## Written request
How many of the lines contain the string "inverse"? Give the number, with no other words.

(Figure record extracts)
┄┄┄┄┄┄┄┄┄┄┄┄┄┄┄┄┄┄┄┄

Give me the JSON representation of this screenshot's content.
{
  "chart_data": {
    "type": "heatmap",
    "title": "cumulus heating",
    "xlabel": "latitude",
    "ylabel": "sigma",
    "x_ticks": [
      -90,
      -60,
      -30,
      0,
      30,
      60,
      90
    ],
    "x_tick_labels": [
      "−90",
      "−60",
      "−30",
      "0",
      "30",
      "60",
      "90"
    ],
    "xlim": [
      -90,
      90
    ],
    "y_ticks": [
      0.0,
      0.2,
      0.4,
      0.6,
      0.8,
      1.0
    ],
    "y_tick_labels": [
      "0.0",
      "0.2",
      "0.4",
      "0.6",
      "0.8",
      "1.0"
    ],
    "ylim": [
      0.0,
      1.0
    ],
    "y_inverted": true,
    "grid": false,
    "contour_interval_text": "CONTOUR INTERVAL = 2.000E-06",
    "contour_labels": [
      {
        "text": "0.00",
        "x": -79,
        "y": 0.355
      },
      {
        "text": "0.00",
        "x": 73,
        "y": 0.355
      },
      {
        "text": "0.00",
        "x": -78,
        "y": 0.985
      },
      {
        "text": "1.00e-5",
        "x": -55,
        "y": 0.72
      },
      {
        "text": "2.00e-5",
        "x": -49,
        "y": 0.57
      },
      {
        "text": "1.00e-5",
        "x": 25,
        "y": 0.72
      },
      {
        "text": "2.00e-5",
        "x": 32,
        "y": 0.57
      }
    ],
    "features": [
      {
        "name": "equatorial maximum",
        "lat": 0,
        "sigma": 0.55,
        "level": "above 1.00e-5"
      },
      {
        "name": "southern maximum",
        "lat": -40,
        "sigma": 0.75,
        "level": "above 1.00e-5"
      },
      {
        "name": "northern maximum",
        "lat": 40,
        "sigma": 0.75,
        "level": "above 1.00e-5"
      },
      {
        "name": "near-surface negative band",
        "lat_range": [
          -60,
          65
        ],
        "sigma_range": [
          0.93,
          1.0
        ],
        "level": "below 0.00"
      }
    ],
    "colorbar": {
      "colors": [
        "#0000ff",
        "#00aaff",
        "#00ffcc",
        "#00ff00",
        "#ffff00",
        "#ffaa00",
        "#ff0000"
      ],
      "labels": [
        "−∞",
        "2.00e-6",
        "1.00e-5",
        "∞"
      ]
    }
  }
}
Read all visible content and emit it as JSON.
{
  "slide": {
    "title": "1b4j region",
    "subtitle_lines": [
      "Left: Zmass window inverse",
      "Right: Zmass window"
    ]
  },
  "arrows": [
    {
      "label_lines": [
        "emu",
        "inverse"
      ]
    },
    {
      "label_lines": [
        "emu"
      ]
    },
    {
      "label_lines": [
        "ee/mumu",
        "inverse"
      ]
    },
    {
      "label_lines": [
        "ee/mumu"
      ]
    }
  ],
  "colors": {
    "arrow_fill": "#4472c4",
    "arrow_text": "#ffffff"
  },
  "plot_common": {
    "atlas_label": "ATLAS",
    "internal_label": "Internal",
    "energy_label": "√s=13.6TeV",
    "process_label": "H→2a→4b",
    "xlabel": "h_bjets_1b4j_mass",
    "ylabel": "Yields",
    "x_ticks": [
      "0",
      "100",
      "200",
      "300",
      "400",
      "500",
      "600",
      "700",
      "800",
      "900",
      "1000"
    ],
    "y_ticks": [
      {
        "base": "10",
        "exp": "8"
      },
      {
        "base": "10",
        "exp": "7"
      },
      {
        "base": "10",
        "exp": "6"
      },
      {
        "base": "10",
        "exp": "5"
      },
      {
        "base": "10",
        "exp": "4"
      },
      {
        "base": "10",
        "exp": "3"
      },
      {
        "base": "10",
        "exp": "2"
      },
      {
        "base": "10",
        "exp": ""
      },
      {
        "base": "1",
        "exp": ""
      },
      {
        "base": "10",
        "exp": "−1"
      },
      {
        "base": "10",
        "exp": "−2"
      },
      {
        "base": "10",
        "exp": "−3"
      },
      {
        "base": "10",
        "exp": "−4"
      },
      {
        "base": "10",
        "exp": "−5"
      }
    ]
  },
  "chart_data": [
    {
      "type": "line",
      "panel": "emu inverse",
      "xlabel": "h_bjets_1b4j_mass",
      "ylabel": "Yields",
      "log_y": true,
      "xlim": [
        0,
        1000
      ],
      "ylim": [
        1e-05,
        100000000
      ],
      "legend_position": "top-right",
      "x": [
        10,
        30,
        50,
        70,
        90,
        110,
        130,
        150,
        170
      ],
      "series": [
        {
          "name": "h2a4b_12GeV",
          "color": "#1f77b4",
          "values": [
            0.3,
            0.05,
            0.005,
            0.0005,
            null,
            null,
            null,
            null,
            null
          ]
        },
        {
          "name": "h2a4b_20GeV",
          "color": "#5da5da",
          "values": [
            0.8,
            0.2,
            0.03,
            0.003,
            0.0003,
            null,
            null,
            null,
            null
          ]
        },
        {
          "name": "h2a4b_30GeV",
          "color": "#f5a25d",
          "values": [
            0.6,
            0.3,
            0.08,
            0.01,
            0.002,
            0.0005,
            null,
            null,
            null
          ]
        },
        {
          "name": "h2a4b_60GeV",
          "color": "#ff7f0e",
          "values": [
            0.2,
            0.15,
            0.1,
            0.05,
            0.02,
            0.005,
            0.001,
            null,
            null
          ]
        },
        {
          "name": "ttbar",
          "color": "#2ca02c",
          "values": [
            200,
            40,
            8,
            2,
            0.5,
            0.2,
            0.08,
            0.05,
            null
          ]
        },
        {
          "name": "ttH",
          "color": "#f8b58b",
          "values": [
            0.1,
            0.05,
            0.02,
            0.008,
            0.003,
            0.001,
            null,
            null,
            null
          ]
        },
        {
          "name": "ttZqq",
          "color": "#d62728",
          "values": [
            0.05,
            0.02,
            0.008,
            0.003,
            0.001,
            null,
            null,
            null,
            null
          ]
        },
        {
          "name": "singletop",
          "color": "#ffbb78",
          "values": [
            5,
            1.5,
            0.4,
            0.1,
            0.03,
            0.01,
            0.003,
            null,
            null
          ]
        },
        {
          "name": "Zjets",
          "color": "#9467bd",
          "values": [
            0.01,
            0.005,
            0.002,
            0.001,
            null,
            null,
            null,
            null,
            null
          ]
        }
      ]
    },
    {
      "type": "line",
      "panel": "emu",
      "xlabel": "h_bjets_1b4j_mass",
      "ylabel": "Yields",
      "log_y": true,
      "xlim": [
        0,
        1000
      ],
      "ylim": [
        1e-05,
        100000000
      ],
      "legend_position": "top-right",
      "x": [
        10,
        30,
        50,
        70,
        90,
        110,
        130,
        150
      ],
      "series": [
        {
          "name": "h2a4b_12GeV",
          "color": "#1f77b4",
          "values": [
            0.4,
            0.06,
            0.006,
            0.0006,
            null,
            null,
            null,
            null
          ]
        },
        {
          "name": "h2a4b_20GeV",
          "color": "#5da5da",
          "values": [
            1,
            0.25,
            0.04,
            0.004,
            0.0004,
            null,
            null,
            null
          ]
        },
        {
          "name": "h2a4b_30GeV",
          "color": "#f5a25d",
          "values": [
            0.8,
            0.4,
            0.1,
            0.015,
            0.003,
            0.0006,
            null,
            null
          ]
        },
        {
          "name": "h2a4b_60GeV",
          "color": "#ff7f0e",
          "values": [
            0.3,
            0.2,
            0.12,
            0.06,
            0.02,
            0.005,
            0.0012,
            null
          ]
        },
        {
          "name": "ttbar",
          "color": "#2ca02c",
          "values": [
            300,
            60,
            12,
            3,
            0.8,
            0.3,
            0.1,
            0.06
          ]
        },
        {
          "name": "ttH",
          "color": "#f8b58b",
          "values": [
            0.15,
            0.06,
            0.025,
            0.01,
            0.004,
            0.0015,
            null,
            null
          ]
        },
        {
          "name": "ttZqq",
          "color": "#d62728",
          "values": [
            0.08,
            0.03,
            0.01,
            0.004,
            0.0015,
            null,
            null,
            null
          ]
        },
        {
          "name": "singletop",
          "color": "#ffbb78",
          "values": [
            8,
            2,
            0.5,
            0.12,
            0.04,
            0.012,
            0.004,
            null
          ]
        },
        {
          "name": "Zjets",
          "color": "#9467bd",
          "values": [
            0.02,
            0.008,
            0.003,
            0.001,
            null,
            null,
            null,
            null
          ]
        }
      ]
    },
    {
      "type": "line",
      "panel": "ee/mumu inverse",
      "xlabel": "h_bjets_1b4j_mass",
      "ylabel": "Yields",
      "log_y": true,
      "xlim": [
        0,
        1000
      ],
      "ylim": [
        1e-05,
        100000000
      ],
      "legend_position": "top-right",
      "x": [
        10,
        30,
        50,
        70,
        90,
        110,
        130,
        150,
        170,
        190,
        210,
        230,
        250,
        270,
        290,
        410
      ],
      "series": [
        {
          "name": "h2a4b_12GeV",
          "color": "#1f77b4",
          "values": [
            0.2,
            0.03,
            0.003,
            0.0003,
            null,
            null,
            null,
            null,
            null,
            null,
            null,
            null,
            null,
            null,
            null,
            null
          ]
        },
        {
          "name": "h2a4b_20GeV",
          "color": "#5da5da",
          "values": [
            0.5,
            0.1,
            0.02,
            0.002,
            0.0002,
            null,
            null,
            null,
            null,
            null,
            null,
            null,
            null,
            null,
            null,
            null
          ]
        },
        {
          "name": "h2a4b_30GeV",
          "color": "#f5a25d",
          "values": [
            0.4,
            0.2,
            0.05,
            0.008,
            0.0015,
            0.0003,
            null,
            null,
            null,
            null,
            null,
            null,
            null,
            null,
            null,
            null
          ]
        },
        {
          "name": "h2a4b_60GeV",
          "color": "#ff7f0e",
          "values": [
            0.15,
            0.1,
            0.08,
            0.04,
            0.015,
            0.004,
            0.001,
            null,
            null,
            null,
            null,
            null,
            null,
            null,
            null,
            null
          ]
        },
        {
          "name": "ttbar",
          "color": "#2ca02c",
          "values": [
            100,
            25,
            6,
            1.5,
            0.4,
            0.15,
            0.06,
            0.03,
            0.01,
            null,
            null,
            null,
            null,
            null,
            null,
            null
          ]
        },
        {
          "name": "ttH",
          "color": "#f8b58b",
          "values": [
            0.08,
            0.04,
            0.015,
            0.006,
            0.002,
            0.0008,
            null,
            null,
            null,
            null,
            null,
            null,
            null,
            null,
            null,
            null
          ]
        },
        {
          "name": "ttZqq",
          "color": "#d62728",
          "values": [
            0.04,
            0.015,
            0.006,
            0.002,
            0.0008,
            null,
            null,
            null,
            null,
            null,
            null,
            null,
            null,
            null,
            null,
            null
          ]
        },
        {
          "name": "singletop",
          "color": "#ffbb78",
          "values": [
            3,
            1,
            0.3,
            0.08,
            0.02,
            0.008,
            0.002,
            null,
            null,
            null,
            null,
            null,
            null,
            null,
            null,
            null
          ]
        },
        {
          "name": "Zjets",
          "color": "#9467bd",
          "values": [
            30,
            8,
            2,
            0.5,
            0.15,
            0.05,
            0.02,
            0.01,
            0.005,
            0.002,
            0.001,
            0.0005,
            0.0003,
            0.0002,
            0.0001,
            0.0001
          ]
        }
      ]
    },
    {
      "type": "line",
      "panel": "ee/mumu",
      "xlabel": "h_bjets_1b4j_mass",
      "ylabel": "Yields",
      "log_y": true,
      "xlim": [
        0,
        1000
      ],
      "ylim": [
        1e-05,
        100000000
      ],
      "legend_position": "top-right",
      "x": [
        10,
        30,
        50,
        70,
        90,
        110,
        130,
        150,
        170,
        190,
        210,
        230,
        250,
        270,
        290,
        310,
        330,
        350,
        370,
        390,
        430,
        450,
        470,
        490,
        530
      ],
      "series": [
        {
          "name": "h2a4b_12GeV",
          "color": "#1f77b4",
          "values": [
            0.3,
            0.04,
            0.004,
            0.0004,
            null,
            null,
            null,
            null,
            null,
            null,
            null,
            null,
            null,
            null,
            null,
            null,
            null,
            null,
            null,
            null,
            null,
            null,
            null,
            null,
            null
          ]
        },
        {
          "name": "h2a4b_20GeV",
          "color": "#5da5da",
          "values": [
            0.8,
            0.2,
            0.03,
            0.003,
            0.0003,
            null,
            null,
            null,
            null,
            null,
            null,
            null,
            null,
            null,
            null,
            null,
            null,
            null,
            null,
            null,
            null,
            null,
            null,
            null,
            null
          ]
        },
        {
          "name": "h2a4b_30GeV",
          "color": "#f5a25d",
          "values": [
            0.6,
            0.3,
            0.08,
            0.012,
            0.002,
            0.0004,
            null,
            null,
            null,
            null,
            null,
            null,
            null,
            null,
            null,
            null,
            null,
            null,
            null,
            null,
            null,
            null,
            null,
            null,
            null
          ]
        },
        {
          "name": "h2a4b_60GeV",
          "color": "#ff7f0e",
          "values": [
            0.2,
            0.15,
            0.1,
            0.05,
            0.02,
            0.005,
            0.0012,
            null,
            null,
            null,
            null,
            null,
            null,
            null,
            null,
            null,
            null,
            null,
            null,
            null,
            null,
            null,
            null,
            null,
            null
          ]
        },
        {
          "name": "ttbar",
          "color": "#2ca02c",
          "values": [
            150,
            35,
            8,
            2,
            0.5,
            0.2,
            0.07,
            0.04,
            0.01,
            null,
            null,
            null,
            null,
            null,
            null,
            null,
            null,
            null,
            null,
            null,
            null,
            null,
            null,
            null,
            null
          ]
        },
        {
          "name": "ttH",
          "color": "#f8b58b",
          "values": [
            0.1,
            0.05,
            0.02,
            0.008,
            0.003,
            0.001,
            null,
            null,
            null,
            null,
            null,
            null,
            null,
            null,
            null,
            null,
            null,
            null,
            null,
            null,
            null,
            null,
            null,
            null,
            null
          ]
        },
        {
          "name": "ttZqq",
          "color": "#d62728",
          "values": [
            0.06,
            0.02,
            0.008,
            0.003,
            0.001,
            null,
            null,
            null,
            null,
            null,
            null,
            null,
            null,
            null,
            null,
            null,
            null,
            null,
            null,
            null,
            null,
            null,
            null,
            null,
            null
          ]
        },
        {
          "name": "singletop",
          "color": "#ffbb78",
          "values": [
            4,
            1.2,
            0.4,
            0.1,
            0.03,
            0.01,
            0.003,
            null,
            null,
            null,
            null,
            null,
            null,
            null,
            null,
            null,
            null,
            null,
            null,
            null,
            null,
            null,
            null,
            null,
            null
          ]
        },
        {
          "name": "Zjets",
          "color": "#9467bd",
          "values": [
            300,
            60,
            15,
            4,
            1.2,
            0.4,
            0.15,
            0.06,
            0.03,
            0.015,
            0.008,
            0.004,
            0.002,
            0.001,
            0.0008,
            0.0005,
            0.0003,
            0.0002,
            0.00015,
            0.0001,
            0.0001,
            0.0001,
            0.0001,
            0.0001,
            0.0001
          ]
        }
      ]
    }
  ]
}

┄┄┄┄┄┄┄┄┄┄┄┄┄┄┄┄┄┄┄┄

## Response below
5